■ Short problem
Each line that holds the word "Start" counts once; give the total number of such lines and nothing else.

■ Input material
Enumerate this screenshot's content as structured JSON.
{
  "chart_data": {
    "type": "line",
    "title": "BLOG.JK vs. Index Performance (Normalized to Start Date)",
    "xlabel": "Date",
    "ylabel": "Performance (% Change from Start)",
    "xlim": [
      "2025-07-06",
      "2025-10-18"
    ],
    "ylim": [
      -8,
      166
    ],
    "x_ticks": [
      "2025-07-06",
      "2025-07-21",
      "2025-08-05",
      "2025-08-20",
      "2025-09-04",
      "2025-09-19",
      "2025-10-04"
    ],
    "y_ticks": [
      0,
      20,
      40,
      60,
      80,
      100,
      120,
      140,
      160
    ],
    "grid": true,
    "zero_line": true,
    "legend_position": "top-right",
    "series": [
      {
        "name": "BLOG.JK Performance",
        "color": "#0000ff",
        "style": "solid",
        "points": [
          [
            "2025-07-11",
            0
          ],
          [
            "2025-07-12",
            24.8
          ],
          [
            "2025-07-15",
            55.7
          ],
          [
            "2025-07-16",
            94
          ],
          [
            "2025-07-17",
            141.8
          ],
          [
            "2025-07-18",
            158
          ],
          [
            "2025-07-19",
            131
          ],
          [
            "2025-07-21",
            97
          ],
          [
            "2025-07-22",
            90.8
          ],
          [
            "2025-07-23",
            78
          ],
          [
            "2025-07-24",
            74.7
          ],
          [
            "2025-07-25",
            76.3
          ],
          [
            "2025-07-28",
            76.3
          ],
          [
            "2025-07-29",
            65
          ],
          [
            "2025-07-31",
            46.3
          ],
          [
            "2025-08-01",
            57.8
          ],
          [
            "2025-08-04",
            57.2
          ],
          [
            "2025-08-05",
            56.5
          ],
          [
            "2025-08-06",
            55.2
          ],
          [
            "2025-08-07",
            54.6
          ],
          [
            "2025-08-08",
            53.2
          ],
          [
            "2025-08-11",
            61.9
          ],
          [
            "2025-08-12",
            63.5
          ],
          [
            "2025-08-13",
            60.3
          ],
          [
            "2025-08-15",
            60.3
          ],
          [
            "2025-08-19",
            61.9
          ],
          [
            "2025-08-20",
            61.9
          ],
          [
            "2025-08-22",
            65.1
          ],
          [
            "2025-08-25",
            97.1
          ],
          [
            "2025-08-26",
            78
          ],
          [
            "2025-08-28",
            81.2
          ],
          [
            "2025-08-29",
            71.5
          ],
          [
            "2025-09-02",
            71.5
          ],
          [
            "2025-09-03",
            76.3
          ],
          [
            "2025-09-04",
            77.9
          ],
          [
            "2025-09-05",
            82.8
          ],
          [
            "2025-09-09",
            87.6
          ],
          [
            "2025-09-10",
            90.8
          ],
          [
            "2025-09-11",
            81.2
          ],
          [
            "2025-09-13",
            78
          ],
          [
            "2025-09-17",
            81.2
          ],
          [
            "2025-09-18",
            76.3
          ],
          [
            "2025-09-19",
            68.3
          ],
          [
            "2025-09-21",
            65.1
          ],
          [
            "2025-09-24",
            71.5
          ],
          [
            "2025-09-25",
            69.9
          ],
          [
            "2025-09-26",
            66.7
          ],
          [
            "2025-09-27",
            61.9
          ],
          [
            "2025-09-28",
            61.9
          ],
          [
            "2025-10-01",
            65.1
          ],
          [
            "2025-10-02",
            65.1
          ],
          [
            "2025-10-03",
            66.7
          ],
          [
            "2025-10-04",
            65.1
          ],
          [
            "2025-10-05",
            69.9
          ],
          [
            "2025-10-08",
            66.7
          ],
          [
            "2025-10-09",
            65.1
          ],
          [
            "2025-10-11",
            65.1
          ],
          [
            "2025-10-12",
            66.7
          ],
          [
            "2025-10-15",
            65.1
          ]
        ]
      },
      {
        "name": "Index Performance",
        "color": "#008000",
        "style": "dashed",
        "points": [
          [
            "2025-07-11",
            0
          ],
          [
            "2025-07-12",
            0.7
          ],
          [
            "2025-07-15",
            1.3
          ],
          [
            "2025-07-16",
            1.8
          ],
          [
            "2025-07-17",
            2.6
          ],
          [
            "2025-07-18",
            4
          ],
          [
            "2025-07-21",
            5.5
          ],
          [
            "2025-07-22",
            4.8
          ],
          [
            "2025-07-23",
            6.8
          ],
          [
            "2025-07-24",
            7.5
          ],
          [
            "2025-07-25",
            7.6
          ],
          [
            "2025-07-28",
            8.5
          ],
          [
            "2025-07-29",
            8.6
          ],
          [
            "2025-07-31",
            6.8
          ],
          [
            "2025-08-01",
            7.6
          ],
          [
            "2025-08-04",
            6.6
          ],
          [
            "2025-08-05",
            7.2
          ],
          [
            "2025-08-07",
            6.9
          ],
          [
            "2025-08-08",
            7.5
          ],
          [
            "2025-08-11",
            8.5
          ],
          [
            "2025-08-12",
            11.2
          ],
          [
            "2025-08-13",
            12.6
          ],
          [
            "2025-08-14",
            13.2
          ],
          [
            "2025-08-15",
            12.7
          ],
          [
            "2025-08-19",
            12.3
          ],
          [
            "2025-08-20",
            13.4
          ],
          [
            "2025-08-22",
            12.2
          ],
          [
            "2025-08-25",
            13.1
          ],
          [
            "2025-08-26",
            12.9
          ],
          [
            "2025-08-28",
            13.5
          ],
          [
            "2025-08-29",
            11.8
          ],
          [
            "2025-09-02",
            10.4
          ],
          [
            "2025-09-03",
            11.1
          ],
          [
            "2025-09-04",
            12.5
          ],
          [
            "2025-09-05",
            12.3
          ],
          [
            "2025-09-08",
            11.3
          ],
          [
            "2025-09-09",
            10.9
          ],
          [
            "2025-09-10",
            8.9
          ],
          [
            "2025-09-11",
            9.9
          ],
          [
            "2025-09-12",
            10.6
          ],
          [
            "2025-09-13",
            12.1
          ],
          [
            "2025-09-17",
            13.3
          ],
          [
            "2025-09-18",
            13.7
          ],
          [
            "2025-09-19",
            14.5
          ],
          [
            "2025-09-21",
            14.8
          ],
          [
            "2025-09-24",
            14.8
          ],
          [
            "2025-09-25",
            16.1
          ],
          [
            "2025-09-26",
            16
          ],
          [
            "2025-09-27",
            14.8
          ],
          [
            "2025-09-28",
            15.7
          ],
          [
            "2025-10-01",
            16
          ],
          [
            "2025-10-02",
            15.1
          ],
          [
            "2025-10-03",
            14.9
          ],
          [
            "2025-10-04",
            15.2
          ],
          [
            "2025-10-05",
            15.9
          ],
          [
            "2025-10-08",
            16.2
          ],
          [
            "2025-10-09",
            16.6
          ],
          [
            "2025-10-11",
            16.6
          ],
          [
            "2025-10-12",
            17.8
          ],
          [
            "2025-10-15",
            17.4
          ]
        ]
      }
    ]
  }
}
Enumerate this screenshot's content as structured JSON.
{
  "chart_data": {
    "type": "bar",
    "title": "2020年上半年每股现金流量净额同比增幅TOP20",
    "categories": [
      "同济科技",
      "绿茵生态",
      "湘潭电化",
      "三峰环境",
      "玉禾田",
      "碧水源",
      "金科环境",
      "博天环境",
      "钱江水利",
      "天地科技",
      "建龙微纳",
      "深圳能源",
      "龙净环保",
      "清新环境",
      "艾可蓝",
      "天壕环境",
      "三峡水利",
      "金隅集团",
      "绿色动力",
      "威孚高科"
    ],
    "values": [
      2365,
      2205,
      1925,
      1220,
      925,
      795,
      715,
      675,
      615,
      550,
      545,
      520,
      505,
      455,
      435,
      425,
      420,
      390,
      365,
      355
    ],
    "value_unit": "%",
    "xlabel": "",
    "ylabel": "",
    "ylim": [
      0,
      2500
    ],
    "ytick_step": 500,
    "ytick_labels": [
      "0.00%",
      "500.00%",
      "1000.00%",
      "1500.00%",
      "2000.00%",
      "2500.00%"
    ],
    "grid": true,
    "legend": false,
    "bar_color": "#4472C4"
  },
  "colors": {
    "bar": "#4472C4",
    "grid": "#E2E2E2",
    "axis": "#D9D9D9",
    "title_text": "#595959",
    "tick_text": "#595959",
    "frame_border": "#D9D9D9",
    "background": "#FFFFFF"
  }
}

■ Response
2